- TASK PROMPT: Write the entries out again in full and unchanged, dropping every image.

:: ENTRIES SHOWN ::

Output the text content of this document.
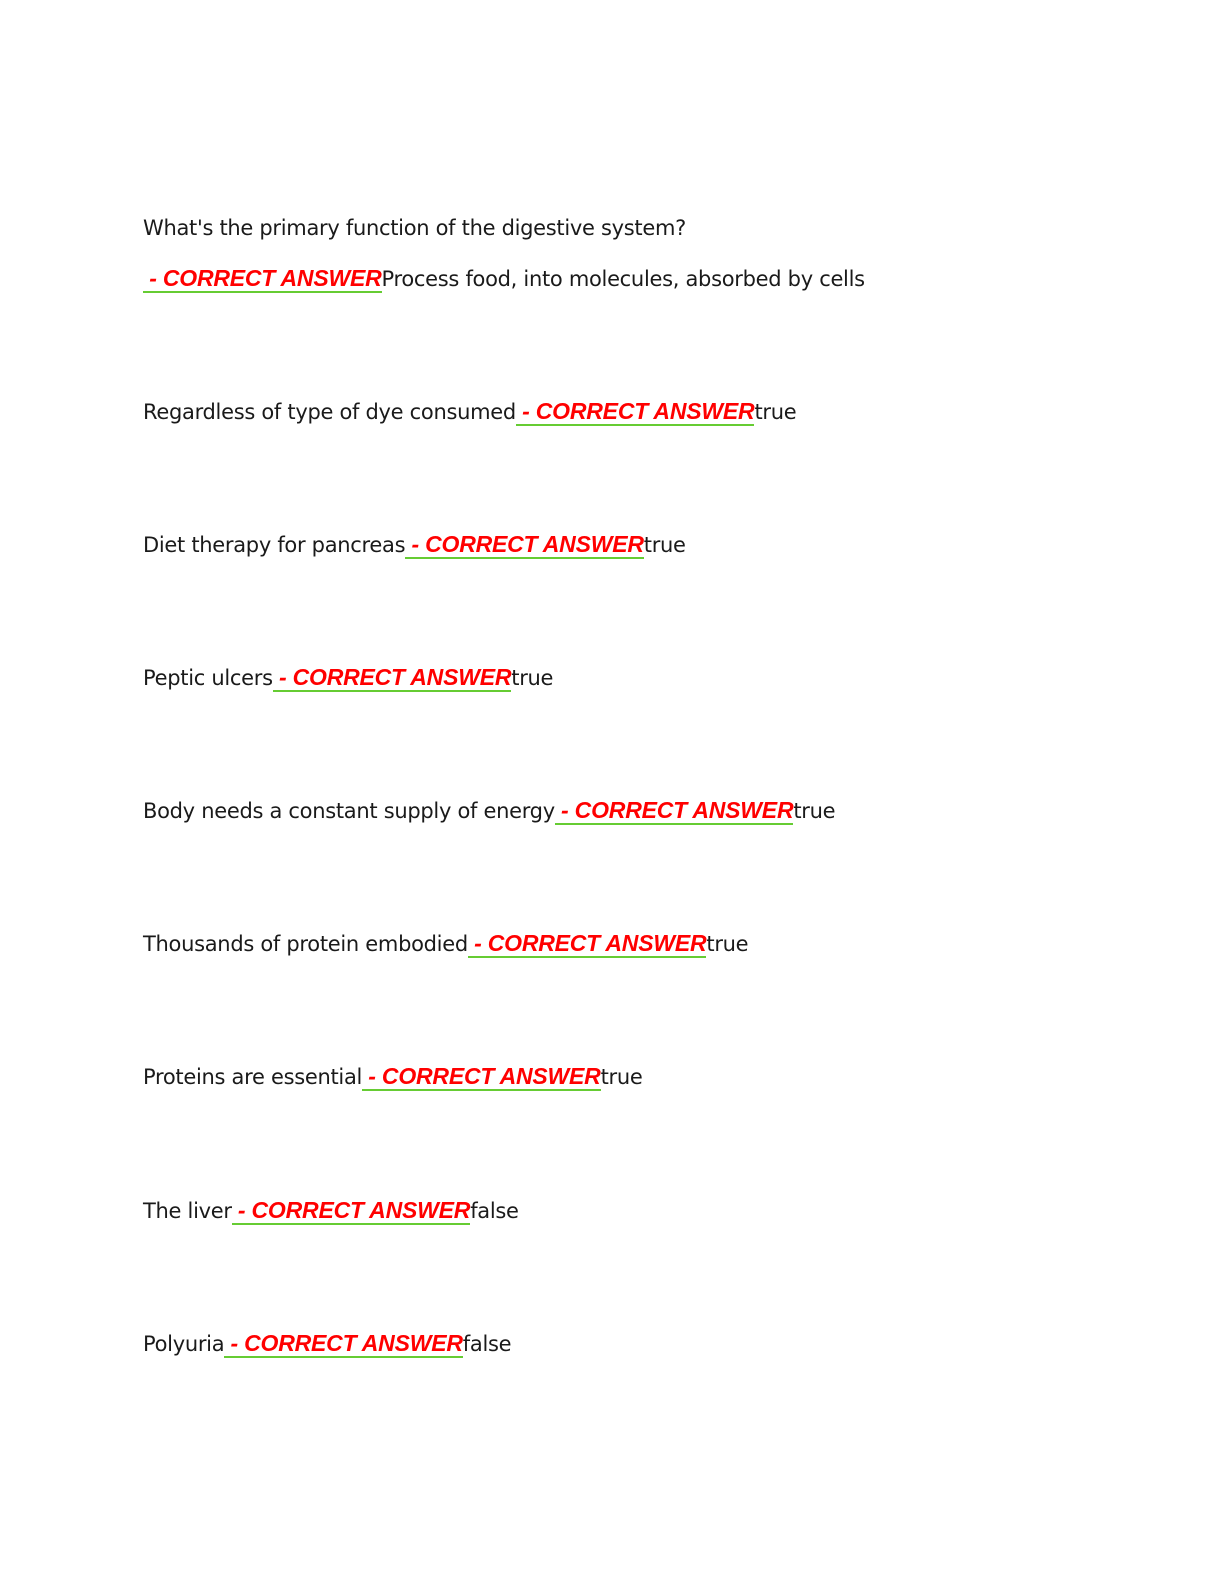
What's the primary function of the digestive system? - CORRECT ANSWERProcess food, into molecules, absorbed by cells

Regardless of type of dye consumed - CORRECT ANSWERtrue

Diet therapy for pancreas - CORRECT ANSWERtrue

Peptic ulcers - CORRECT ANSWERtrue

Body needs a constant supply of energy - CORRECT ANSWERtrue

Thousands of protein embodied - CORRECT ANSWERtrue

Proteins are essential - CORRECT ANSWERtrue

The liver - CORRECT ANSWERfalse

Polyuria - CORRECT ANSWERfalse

:::

- EXERCISE ANSWER:
Output the text content of this document.
What's the primary function of the digestive system? - CORRECT ANSWERProcess food, into molecules, absorbed by cells

Regardless of type of dye consumed - CORRECT ANSWERtrue

Diet therapy for pancreas - CORRECT ANSWERtrue

Peptic ulcers - CORRECT ANSWERtrue

Body needs a constant supply of energy - CORRECT ANSWERtrue

Thousands of protein embodied - CORRECT ANSWERtrue

Proteins are essential - CORRECT ANSWERtrue

The liver - CORRECT ANSWERfalse

Polyuria - CORRECT ANSWERfalse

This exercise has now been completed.